- _Exercise input_:
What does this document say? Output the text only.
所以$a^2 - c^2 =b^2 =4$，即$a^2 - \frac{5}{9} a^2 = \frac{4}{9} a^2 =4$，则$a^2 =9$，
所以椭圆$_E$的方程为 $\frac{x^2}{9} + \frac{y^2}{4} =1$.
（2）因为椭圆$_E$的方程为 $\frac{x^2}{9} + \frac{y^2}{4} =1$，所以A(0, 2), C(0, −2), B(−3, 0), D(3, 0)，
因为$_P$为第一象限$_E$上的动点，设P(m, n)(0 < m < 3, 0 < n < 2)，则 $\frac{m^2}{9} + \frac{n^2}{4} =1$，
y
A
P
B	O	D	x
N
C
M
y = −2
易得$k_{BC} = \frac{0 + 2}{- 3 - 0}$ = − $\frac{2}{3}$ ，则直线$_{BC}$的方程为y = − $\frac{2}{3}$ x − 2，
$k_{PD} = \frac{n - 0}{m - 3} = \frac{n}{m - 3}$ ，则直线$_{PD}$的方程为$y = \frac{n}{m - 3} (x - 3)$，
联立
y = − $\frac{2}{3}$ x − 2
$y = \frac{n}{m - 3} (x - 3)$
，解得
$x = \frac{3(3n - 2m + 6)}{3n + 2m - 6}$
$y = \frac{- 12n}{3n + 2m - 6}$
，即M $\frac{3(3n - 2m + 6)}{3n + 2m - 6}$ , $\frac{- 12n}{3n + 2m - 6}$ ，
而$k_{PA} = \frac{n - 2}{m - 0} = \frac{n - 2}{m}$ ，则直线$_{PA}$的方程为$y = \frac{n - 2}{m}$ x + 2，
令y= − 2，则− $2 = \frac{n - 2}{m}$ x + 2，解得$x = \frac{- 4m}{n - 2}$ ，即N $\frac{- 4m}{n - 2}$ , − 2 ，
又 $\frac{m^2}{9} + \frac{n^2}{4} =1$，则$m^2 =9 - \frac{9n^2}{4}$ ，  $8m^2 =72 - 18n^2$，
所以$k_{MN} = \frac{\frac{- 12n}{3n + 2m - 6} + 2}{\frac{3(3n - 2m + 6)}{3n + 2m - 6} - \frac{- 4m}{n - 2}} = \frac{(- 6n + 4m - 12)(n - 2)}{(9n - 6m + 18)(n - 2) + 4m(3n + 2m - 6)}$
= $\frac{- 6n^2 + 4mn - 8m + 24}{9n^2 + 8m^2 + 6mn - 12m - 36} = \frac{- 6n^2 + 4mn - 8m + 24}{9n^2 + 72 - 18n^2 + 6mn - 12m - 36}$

- _Written request_:
Nothing should be left out: return all of the records exactly.

- _Exercise output_:
What does this document say? Output the text only.
所以$a^2 - c^2 =b^2 =4$，即$a^2 - \frac{5}{9} a^2 = \frac{4}{9} a^2 =4$，则$a^2 =9$，
所以椭圆$_E$的方程为 $\frac{x^2}{9} + \frac{y^2}{4} =1$.
（2）因为椭圆$_E$的方程为 $\frac{x^2}{9} + \frac{y^2}{4} =1$，所以A(0, 2), C(0, −2), B(−3, 0), D(3, 0)，
因为$_P$为第一象限$_E$上的动点，设P(m, n)(0 < m < 3, 0 < n < 2)，则 $\frac{m^2}{9} + \frac{n^2}{4} =1$，
y
A
P
B	O	D	x
N
C
M
y = −2
易得$k_{BC} = \frac{0 + 2}{- 3 - 0}$ = − $\frac{2}{3}$ ，则直线$_{BC}$的方程为y = − $\frac{2}{3}$ x − 2，
$k_{PD} = \frac{n - 0}{m - 3} = \frac{n}{m - 3}$ ，则直线$_{PD}$的方程为$y = \frac{n}{m - 3} (x - 3)$，
联立
y = − $\frac{2}{3}$ x − 2
$y = \frac{n}{m - 3} (x - 3)$
，解得
$x = \frac{3(3n - 2m + 6)}{3n + 2m - 6}$
$y = \frac{- 12n}{3n + 2m - 6}$
，即M $\frac{3(3n - 2m + 6)}{3n + 2m - 6}$ , $\frac{- 12n}{3n + 2m - 6}$ ，
而$k_{PA} = \frac{n - 2}{m - 0} = \frac{n - 2}{m}$ ，则直线$_{PA}$的方程为$y = \frac{n - 2}{m}$ x + 2，
令y= − 2，则− $2 = \frac{n - 2}{m}$ x + 2，解得$x = \frac{- 4m}{n - 2}$ ，即N $\frac{- 4m}{n - 2}$ , − 2 ，
又 $\frac{m^2}{9} + \frac{n^2}{4} =1$，则$m^2 =9 - \frac{9n^2}{4}$ ，  $8m^2 =72 - 18n^2$，
所以$k_{MN} = \frac{\frac{- 12n}{3n + 2m - 6} + 2}{\frac{3(3n - 2m + 6)}{3n + 2m - 6} - \frac{- 4m}{n - 2}} = \frac{(- 6n + 4m - 12)(n - 2)}{(9n - 6m + 18)(n - 2) + 4m(3n + 2m - 6)}$
= $\frac{- 6n^2 + 4mn - 8m + 24}{9n^2 + 8m^2 + 6mn - 12m - 36} = \frac{- 6n^2 + 4mn - 8m + 24}{9n^2 + 72 - 18n^2 + 6mn - 12m - 36}$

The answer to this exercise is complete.